(Saved entries)
****

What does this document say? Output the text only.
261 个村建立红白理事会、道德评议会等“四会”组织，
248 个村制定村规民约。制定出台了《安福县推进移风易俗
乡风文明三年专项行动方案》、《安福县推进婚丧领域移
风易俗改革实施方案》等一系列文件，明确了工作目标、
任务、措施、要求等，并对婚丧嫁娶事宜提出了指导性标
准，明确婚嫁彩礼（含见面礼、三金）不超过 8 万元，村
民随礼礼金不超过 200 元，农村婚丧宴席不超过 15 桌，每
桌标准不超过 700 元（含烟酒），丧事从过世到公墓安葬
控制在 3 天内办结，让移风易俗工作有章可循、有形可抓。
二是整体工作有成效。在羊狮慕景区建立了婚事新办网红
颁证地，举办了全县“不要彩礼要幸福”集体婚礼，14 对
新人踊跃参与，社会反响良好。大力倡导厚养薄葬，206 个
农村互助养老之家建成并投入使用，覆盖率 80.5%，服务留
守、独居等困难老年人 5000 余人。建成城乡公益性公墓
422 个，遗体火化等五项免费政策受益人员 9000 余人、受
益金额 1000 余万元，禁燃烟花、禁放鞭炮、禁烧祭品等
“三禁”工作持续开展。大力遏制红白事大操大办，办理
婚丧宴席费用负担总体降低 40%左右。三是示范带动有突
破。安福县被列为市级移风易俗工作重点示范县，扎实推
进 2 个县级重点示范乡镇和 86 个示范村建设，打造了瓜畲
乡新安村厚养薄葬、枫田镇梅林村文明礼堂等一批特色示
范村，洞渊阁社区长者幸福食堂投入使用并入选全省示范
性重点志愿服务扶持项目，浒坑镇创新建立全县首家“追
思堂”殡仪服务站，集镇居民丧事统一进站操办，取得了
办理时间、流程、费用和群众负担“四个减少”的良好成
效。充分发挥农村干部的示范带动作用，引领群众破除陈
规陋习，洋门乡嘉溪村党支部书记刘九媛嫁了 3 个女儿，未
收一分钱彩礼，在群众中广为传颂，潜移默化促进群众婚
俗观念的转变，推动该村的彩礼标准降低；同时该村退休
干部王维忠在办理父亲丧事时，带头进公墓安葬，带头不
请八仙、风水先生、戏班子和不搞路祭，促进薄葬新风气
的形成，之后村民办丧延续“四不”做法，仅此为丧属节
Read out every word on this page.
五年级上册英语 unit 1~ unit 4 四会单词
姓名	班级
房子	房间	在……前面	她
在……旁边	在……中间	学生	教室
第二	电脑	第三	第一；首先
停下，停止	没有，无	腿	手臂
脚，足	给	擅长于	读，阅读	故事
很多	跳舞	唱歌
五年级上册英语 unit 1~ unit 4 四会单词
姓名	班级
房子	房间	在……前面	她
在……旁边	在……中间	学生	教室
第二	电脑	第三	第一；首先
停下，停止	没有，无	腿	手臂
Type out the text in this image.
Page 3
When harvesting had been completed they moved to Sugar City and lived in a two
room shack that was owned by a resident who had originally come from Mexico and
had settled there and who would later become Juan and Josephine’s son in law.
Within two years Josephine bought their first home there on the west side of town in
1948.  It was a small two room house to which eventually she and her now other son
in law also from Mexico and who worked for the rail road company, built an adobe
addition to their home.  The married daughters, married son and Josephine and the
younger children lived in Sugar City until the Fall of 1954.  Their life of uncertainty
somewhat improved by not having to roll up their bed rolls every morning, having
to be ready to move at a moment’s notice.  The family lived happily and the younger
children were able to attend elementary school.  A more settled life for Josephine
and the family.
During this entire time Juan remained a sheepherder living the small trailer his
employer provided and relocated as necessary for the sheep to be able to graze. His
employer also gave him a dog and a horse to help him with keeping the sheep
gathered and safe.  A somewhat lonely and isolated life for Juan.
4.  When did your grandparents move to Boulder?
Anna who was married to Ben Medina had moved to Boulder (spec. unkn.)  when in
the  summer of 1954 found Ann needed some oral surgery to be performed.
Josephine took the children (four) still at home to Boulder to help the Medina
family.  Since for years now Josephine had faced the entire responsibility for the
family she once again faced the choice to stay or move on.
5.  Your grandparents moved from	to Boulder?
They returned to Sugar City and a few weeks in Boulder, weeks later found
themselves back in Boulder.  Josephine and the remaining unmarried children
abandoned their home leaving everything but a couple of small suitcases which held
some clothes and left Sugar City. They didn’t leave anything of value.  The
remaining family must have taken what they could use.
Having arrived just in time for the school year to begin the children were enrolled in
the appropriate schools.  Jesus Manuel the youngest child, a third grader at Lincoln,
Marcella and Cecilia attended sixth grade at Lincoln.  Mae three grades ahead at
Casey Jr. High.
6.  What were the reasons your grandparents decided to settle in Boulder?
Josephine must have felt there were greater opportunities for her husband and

****

*WHAT THIS TASK INVOLVES*.
In the records above, how many lines contain the string "were"? State that number only.

*RESPONSE*.
4